• [Problem details] Without the pictures, can you quote each line below exactly?

Entries taken from a collection
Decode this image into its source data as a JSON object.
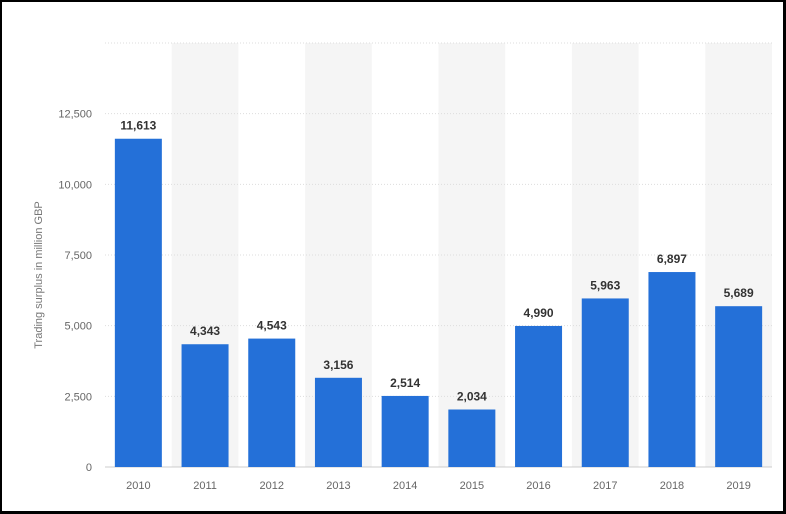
{
  "chart_data": {
    "type": "bar",
    "title": "",
    "xlabel": "",
    "ylabel": "Trading surplus in million GBP",
    "categories": [
      "2010",
      "2011",
      "2012",
      "2013",
      "2014",
      "2015",
      "2016",
      "2017",
      "2018",
      "2019"
    ],
    "values": [
      11613,
      4343,
      4543,
      3156,
      2514,
      2034,
      4990,
      5963,
      6897,
      5689
    ],
    "value_labels": [
      "11,613",
      "4,343",
      "4,543",
      "3,156",
      "2,514",
      "2,034",
      "4,990",
      "5,963",
      "6,897",
      "5,689"
    ],
    "ylim": [
      0,
      15000
    ],
    "yticks": [
      0,
      2500,
      5000,
      7500,
      10000,
      12500,
      15000
    ],
    "ytick_labels": [
      "0",
      "2,500",
      "5,000",
      "7,500",
      "10,000",
      "12,500",
      ""
    ],
    "grid": true,
    "bar_color": "#2470d8"
  }
}
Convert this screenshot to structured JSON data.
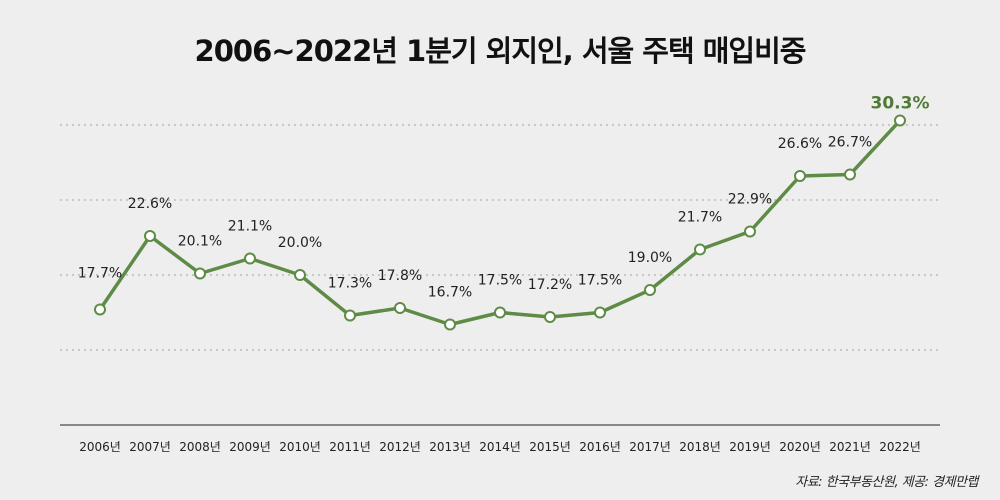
{
  "title": "2006~2022년 1분기 외지인, 서울 주택 매입비중",
  "source": "자료: 한국부동산원, 제공: 경제만랩",
  "colors": {
    "line": "#5e8b45",
    "highlight_label": "#4e7a35",
    "grid": "#bbbbbb",
    "axis": "#888888"
  },
  "chart_data": {
    "type": "line",
    "title": "2006~2022년 1분기 외지인, 서울 주택 매입비중",
    "categories": [
      "2006년",
      "2007년",
      "2008년",
      "2009년",
      "2010년",
      "2011년",
      "2012년",
      "2013년",
      "2014년",
      "2015년",
      "2016년",
      "2017년",
      "2018년",
      "2019년",
      "2020년",
      "2021년",
      "2022년"
    ],
    "values": [
      17.7,
      22.6,
      20.1,
      21.1,
      20.0,
      17.3,
      17.8,
      16.7,
      17.5,
      17.2,
      17.5,
      19.0,
      21.7,
      22.9,
      26.6,
      26.7,
      30.3
    ],
    "labels": [
      "17.7%",
      "22.6%",
      "20.1%",
      "21.1%",
      "20.0%",
      "17.3%",
      "17.8%",
      "16.7%",
      "17.5%",
      "17.2%",
      "17.5%",
      "19.0%",
      "21.7%",
      "22.9%",
      "26.6%",
      "26.7%",
      "30.3%"
    ],
    "unit": "%",
    "ylim": [
      10,
      30
    ],
    "grid": true,
    "gridlines": [
      15,
      20,
      25,
      30
    ],
    "highlight_last": true
  }
}
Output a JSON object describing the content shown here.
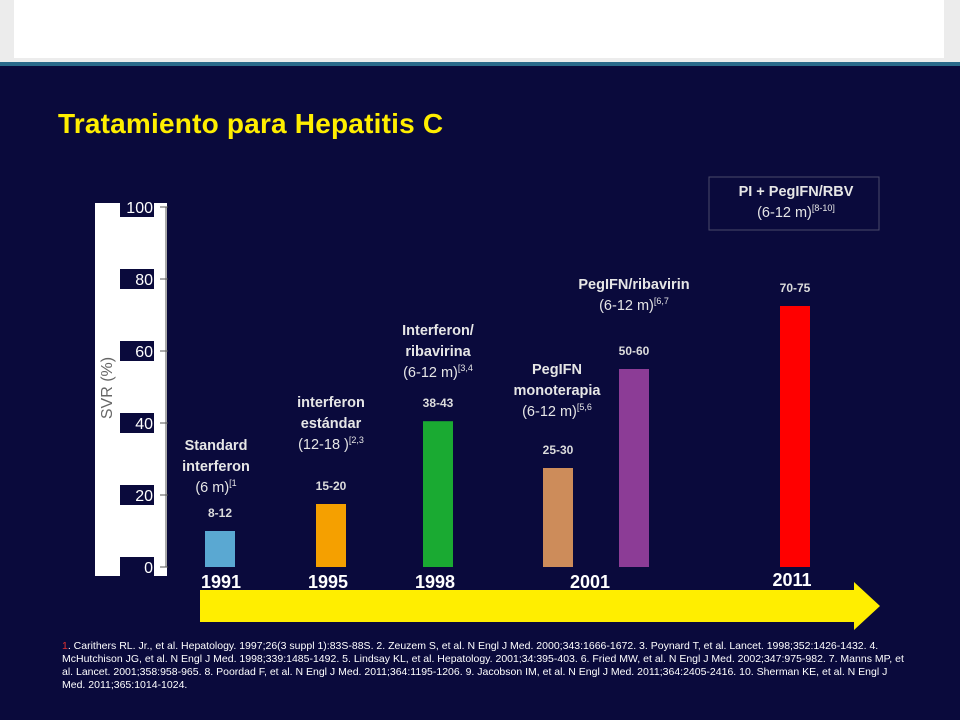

• [Task output]
Decode this image into its source data as a JSON object.
{
  "chart_data": {
    "type": "bar",
    "title": "",
    "xlabel": "",
    "ylabel": "Trading surplus in million GBP",
    "categories": [
      "2010",
      "2011",
      "2012",
      "2013",
      "2014",
      "2015",
      "2016",
      "2017",
      "2018",
      "2019"
    ],
    "values": [
      11613,
      4343,
      4543,
      3156,
      2514,
      2034,
      4990,
      5963,
      6897,
      5689
    ],
    "value_labels": [
      "11,613",
      "4,343",
      "4,543",
      "3,156",
      "2,514",
      "2,034",
      "4,990",
      "5,963",
      "6,897",
      "5,689"
    ],
    "ylim": [
      0,
      15000
    ],
    "yticks": [
      0,
      2500,
      5000,
      7500,
      10000,
      12500,
      15000
    ],
    "ytick_labels": [
      "0",
      "2,500",
      "5,000",
      "7,500",
      "10,000",
      "12,500",
      ""
    ],
    "grid": true,
    "bar_color": "#2470d8"
  }
}
Convert this screenshot to structured JSON data.
{
  "title": "2006~2022년 1분기 외지인, 서울 주택 매입비중",
  "source": "자료: 한국부동산원, 제공: 경제만랩",
  "colors": {
    "line": "#5e8b45",
    "highlight_label": "#4e7a35",
    "grid": "#bbbbbb",
    "axis": "#888888"
  },
  "chart_data": {
    "type": "line",
    "title": "2006~2022년 1분기 외지인, 서울 주택 매입비중",
    "categories": [
      "2006년",
      "2007년",
      "2008년",
      "2009년",
      "2010년",
      "2011년",
      "2012년",
      "2013년",
      "2014년",
      "2015년",
      "2016년",
      "2017년",
      "2018년",
      "2019년",
      "2020년",
      "2021년",
      "2022년"
    ],
    "values": [
      17.7,
      22.6,
      20.1,
      21.1,
      20.0,
      17.3,
      17.8,
      16.7,
      17.5,
      17.2,
      17.5,
      19.0,
      21.7,
      22.9,
      26.6,
      26.7,
      30.3
    ],
    "labels": [
      "17.7%",
      "22.6%",
      "20.1%",
      "21.1%",
      "20.0%",
      "17.3%",
      "17.8%",
      "16.7%",
      "17.5%",
      "17.2%",
      "17.5%",
      "19.0%",
      "21.7%",
      "22.9%",
      "26.6%",
      "26.7%",
      "30.3%"
    ],
    "unit": "%",
    "ylim": [
      10,
      30
    ],
    "grid": true,
    "gridlines": [
      15,
      20,
      25,
      30
    ],
    "highlight_last": true
  }
}
Output a JSON object describing the content shown here.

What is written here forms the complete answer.